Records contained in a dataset
==============================
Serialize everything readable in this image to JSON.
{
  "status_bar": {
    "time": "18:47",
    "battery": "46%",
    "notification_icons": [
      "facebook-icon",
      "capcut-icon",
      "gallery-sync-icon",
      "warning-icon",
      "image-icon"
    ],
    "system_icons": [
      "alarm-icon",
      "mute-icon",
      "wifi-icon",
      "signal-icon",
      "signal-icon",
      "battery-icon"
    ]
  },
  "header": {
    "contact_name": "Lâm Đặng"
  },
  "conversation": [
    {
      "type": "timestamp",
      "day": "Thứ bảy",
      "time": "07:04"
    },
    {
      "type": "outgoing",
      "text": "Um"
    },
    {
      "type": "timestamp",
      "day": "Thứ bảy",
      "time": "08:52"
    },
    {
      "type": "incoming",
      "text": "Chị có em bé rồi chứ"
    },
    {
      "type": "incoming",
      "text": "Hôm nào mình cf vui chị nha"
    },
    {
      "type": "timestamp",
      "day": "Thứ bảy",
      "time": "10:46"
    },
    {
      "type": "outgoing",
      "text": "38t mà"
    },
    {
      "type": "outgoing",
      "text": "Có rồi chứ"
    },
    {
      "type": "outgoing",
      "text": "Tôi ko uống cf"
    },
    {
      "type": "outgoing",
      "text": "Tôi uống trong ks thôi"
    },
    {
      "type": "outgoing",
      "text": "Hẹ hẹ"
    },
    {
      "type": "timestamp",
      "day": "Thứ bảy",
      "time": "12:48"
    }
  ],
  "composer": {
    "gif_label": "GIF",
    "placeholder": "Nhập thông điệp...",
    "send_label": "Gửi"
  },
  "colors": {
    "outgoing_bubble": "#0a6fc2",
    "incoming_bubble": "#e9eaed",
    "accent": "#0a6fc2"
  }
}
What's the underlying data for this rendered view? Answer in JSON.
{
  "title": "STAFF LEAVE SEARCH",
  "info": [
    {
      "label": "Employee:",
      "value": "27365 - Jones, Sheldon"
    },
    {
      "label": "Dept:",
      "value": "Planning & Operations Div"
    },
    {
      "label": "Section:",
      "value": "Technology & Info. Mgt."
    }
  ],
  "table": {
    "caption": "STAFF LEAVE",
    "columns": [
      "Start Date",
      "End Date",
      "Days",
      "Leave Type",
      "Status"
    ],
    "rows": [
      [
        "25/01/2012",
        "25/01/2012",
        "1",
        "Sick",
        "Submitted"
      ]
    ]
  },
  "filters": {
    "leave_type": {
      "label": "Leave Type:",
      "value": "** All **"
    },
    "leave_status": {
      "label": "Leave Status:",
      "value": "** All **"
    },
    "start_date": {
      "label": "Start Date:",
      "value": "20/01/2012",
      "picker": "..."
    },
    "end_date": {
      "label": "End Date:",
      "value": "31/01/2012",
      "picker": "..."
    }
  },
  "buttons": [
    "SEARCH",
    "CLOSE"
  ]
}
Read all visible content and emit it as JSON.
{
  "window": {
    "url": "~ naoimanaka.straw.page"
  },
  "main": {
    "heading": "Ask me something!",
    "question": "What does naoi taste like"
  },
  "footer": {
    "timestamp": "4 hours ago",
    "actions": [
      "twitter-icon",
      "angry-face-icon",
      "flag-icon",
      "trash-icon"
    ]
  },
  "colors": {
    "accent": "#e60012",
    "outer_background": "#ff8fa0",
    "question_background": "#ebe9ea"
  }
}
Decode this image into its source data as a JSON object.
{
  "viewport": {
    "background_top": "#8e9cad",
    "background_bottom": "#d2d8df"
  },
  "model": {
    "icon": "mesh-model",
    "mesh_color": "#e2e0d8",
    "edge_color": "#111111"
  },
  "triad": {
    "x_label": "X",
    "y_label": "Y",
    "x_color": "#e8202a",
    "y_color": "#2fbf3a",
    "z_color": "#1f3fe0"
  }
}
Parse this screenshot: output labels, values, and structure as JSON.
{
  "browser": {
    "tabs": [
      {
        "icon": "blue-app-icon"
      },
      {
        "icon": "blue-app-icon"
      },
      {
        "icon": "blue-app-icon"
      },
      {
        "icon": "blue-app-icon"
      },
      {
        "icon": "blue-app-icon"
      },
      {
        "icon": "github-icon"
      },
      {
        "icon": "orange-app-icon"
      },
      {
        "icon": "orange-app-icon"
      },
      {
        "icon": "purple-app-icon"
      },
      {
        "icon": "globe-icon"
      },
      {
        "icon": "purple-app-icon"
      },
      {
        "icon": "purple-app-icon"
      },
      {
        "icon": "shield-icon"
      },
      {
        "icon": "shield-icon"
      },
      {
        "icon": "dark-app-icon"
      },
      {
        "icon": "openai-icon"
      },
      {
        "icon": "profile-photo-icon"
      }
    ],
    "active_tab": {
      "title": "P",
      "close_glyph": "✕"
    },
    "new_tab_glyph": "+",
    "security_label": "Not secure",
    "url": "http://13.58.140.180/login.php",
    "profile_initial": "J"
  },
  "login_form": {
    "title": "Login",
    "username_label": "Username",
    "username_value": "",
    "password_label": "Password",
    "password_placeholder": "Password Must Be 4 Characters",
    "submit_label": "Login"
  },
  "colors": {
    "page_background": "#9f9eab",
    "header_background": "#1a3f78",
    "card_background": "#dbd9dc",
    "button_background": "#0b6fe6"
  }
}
==============================
STATED TASK: Search the lines above for the string "Password" and copy each line that has it.

EXPECTED ANSWER:
    "password_label": "Password",
    "password_placeholder": "Password Must Be 4 Characters",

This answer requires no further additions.